## Work to be completed:
Pull every line with the word "panel" out of the entries below.

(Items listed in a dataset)
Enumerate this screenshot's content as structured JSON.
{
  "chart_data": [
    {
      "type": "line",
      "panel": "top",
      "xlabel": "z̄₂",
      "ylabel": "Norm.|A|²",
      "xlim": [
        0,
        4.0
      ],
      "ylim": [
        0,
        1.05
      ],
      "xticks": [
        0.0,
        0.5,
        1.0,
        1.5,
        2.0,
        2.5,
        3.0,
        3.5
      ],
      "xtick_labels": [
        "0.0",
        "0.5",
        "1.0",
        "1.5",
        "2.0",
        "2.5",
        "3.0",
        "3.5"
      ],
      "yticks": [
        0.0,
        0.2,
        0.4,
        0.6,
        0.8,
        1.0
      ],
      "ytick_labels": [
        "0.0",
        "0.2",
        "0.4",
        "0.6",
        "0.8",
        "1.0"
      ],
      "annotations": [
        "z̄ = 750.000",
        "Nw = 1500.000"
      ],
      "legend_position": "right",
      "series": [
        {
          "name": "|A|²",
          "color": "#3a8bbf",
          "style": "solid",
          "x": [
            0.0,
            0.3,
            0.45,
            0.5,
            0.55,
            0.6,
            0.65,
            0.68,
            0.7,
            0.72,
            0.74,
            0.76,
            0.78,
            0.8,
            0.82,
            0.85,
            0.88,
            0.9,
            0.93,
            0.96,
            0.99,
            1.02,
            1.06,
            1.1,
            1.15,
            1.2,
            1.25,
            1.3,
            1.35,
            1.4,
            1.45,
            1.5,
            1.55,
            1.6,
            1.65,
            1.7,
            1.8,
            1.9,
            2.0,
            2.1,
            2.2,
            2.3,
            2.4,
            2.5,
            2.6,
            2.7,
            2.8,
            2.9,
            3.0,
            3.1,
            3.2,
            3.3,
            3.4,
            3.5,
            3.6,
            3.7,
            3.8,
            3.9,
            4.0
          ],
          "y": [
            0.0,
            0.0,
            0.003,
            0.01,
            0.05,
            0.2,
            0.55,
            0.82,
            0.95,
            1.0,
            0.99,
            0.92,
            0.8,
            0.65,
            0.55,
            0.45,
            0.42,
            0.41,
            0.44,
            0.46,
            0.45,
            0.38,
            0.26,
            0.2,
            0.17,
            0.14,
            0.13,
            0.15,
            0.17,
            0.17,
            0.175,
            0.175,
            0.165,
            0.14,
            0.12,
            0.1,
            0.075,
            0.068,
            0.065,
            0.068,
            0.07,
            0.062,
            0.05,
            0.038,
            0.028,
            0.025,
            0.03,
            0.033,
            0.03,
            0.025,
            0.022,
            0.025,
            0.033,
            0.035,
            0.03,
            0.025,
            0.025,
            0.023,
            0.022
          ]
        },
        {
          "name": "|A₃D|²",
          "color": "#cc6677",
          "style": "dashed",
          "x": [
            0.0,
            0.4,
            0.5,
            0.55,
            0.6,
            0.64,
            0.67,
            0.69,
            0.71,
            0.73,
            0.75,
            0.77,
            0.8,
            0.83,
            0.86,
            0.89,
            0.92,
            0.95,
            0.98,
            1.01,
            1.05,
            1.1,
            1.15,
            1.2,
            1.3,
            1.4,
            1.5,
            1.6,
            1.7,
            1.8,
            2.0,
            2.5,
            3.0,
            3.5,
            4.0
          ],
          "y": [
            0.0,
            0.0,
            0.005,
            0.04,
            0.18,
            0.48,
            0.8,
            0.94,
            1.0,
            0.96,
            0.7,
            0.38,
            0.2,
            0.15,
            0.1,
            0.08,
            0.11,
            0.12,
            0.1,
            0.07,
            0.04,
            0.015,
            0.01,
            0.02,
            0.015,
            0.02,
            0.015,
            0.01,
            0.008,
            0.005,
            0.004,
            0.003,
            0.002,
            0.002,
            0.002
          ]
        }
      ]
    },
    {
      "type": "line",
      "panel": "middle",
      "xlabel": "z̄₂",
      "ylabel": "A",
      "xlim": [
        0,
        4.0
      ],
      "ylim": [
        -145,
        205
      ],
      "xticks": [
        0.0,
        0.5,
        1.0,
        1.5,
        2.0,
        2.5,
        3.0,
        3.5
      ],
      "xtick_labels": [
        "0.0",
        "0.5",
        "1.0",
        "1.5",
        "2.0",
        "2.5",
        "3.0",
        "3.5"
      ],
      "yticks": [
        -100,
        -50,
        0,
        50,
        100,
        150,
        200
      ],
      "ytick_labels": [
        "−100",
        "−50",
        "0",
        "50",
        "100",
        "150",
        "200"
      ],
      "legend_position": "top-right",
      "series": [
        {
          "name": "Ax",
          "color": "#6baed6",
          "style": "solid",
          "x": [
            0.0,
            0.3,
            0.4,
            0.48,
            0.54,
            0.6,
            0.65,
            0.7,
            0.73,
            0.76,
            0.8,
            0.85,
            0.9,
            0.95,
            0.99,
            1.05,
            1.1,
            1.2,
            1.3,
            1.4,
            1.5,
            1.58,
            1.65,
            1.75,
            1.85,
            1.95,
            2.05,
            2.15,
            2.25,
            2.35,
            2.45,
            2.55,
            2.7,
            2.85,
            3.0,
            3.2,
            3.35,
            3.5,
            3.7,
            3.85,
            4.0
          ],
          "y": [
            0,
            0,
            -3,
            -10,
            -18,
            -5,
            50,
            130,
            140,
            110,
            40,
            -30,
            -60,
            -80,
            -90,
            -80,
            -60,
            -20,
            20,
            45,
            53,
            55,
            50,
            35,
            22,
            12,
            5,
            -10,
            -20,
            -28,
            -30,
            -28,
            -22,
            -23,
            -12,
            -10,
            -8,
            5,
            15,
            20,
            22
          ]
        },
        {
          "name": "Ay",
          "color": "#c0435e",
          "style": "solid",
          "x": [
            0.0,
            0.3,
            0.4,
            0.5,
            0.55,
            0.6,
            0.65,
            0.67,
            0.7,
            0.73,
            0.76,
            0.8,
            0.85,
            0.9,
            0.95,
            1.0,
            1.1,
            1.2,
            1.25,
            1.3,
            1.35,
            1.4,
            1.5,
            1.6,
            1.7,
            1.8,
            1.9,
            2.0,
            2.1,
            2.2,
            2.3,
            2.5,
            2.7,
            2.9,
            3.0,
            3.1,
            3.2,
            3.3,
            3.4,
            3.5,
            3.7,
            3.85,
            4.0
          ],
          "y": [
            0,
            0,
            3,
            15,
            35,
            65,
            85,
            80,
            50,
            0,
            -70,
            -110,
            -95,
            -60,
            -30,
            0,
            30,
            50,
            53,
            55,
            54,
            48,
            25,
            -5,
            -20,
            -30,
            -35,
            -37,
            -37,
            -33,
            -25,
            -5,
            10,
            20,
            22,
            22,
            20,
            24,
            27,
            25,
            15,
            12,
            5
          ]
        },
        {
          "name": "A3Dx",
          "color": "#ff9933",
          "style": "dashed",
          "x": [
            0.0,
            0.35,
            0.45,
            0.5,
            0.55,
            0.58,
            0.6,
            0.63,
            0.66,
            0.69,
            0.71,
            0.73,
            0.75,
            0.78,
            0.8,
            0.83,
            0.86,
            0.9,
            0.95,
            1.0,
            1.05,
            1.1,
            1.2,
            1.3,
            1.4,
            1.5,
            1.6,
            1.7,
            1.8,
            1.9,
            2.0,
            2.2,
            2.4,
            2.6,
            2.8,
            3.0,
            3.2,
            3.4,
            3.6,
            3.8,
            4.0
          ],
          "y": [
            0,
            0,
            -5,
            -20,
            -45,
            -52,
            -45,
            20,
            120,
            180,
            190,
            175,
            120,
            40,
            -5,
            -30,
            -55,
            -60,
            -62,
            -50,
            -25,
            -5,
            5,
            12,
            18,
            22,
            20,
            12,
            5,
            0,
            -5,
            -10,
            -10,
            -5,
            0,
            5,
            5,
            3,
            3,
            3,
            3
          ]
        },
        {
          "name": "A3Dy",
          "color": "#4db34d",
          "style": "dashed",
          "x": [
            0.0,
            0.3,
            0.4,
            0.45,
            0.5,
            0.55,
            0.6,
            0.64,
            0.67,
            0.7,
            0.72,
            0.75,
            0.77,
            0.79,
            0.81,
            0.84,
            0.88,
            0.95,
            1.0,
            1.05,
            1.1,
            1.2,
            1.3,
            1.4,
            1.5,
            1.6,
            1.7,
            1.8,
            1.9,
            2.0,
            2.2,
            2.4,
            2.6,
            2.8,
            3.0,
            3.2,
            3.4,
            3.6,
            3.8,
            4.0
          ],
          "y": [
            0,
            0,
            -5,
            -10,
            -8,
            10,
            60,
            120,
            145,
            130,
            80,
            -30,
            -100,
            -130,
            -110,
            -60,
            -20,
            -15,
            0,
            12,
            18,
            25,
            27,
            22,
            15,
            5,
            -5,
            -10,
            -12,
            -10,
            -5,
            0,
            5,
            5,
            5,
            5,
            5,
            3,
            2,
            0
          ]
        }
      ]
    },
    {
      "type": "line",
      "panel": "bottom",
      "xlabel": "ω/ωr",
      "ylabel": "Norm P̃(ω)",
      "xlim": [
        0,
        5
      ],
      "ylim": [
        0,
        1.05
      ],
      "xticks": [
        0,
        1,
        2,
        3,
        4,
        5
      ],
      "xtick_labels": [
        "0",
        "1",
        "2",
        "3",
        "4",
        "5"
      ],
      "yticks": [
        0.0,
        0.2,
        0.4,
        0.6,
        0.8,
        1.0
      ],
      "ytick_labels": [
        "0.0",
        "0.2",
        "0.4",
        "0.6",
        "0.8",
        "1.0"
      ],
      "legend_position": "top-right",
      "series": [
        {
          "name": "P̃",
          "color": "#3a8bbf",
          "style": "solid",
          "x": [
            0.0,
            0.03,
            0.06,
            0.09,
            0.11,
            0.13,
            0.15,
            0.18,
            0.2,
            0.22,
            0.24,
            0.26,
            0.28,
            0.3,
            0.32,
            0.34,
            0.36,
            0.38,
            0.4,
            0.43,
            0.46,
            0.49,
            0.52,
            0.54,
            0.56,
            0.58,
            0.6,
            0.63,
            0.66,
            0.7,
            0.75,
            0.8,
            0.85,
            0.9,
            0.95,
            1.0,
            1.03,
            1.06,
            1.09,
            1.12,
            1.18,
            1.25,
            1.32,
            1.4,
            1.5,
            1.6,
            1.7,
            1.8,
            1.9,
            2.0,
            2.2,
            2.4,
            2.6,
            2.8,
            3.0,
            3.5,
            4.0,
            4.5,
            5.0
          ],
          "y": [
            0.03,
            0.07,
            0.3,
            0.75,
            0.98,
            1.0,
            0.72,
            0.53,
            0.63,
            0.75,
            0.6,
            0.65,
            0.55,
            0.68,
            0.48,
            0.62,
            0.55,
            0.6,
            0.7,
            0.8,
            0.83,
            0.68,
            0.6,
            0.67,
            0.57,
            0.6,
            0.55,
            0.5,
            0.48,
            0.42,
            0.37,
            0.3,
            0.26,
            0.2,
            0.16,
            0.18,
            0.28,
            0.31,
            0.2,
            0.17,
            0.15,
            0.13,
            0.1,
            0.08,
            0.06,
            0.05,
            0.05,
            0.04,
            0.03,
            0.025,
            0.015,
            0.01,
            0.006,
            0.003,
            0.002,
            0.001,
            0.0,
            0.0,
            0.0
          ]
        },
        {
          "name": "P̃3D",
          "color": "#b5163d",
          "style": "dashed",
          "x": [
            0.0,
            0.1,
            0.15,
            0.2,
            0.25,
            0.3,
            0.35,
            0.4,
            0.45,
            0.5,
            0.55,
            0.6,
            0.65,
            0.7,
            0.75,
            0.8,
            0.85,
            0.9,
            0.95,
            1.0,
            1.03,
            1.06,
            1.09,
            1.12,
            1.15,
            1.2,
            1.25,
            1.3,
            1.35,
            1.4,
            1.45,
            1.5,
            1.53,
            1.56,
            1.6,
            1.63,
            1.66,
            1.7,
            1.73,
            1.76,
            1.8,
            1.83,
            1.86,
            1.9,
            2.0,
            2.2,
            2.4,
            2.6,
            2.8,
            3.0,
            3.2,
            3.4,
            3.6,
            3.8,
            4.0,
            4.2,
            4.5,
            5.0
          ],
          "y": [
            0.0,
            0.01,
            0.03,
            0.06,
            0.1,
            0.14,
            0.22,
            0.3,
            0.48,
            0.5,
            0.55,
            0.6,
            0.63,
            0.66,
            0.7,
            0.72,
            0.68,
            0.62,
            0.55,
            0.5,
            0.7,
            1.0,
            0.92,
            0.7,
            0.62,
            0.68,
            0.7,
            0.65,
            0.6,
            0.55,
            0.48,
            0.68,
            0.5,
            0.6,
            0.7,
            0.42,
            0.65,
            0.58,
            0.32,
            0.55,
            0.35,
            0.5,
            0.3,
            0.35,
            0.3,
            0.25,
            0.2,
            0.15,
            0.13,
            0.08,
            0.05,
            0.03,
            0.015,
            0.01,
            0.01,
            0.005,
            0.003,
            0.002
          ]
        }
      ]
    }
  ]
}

## Correct response:
      "panel": "top",
      "panel": "middle",
      "panel": "bottom",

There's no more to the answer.